# GOAL
Starting at the beginning of the records and ending at the line that contains "data-point [150, 457, 161, 468]", render each line as a row of a Markdown table with the columns Row and Line, skipping any blank lines.

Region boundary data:
************
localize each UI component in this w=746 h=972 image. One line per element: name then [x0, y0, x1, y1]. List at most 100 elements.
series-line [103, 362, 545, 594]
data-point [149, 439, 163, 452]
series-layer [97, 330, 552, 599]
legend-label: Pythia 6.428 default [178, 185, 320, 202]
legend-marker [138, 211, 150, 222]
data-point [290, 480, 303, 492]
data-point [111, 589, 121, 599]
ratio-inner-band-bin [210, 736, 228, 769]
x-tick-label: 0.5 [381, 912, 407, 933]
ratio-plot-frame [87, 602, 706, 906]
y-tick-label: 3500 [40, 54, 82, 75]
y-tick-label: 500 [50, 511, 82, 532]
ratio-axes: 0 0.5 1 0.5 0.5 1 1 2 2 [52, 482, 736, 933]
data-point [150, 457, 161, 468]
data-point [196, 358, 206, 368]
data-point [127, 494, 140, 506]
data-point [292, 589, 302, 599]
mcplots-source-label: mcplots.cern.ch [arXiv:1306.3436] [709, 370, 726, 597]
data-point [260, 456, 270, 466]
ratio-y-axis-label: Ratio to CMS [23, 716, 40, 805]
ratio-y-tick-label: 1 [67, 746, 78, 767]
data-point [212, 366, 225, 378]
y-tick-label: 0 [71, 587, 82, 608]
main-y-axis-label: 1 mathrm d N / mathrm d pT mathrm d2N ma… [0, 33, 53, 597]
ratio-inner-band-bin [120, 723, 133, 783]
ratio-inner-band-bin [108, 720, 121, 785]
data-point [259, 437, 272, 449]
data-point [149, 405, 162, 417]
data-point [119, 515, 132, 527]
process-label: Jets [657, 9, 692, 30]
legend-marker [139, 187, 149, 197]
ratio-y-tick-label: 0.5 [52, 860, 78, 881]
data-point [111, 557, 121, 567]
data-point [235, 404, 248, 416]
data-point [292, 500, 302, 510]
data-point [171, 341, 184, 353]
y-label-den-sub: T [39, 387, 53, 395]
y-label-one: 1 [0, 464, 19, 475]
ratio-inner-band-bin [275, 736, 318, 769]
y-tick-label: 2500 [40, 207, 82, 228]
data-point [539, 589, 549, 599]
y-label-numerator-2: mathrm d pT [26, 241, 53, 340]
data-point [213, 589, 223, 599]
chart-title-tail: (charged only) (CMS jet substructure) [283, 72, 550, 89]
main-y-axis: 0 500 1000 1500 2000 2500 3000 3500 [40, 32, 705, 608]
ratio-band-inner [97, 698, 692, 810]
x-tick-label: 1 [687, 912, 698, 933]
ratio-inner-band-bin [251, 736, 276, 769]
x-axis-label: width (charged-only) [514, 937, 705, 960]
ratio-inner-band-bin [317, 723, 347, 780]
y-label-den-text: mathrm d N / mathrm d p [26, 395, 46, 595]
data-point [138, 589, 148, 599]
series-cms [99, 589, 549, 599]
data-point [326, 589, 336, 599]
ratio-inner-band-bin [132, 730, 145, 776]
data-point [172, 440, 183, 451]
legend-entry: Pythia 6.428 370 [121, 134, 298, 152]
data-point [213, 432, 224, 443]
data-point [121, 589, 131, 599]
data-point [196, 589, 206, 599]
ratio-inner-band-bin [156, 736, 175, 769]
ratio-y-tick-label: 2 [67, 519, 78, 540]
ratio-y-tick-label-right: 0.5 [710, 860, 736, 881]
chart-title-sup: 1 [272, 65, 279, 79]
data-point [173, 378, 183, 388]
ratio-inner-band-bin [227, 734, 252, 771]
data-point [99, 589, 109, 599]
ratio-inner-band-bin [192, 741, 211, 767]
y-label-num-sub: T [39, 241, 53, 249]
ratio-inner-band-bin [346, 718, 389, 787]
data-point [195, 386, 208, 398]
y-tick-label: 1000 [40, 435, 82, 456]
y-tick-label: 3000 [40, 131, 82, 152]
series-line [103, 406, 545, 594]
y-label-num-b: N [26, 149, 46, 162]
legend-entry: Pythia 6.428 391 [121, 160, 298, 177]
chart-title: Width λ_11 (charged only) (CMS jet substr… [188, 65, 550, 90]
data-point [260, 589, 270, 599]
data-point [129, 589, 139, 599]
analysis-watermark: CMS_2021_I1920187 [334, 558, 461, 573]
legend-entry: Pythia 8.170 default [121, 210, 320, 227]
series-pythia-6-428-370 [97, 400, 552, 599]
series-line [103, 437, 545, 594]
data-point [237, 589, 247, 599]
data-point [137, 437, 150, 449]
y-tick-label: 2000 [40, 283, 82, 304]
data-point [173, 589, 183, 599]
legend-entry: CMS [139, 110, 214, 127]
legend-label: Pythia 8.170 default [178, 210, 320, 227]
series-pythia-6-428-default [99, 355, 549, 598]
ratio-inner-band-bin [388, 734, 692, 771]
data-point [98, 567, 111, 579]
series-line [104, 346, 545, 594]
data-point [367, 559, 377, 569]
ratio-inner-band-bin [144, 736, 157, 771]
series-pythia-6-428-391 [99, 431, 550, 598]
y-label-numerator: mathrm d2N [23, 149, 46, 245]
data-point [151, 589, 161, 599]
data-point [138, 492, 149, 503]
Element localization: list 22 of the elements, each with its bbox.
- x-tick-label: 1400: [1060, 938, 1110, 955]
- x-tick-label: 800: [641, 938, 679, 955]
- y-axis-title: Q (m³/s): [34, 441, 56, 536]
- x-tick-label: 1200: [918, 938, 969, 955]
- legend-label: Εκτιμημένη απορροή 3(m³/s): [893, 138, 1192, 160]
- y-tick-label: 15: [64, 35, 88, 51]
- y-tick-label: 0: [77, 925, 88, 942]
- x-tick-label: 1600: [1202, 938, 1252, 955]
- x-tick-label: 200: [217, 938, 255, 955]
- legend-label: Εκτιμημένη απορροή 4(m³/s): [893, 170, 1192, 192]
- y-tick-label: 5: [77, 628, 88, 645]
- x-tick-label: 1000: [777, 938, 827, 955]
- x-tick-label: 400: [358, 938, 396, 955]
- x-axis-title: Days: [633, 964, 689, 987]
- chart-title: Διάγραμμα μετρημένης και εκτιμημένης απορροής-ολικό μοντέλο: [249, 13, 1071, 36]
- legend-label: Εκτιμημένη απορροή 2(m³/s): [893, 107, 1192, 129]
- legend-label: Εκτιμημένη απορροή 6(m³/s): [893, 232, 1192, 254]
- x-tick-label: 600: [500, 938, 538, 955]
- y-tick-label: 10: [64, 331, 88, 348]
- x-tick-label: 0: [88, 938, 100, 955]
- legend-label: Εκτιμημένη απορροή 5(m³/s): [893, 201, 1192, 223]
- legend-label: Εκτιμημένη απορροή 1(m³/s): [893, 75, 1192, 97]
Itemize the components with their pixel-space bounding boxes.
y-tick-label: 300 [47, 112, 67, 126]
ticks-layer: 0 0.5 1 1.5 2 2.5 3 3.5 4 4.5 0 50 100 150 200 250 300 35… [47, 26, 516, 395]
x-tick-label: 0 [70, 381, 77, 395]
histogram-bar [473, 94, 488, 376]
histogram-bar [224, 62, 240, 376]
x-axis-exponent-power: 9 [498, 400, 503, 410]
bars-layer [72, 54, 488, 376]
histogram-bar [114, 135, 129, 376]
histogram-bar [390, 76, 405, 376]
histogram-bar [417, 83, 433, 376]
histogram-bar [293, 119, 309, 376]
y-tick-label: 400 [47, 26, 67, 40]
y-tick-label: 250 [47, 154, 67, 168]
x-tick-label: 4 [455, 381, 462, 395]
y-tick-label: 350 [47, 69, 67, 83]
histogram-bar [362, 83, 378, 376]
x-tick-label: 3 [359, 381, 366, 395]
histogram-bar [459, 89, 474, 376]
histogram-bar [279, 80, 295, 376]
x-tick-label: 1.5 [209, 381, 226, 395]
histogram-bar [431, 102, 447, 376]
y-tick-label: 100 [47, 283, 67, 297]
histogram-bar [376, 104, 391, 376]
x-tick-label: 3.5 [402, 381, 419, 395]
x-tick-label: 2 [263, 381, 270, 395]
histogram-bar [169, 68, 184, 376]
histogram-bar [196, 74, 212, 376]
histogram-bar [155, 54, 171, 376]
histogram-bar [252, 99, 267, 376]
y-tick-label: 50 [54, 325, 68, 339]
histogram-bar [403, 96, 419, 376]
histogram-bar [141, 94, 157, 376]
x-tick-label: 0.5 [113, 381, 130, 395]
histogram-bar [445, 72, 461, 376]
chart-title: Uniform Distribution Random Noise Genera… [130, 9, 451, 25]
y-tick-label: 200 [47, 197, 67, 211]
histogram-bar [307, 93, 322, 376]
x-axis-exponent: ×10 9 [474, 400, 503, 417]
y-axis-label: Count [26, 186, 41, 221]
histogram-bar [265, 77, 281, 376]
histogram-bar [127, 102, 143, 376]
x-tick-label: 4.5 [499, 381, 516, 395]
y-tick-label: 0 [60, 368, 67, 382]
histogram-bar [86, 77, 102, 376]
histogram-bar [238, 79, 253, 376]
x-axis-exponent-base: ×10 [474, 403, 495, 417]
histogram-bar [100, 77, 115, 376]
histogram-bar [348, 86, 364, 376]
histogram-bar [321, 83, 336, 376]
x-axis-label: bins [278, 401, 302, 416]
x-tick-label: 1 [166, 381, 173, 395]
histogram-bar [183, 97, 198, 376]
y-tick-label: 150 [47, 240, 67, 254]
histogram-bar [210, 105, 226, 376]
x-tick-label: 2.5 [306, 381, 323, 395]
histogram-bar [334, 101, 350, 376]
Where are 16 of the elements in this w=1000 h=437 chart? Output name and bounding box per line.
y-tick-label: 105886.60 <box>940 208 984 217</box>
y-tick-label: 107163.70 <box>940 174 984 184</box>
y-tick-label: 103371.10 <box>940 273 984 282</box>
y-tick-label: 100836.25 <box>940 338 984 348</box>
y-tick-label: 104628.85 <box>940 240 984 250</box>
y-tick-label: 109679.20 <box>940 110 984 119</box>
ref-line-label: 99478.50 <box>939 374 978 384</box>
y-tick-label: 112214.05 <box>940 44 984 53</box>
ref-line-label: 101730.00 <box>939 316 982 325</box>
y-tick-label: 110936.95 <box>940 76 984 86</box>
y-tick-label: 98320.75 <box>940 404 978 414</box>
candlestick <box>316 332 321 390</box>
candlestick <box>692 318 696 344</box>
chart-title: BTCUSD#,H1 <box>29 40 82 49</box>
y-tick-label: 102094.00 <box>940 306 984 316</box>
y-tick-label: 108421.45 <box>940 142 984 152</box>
************
# TASK ANSWER
| Row | Line |
|---|---|
| 1 | localize each UI component in this w=746 h=972 image. One line per element: name then [x0, y0, x1, y1]. List at most 100 elements. |
| 2 | series-line [103, 362, 545, 594] |
| 3 | data-point [149, 439, 163, 452] |
| 4 | series-layer [97, 330, 552, 599] |
| 5 | legend-label: Pythia 6.428 default [178, 185, 320, 202] |
| 6 | legend-marker [138, 211, 150, 222] |
| 7 | data-point [290, 480, 303, 492] |
| 8 | data-point [111, 589, 121, 599] |
| 9 | ratio-inner-band-bin [210, 736, 228, 769] |
| 10 | x-tick-label: 0.5 [381, 912, 407, 933] |
| 11 | ratio-plot-frame [87, 602, 706, 906] |
| 12 | y-tick-label: 3500 [40, 54, 82, 75] |
| 13 | y-tick-label: 500 [50, 511, 82, 532] |
| 14 | ratio-axes: 0 0.5 1 0.5 0.5 1 1 2 2 [52, 482, 736, 933] |
| 15 | data-point [150, 457, 161, 468] |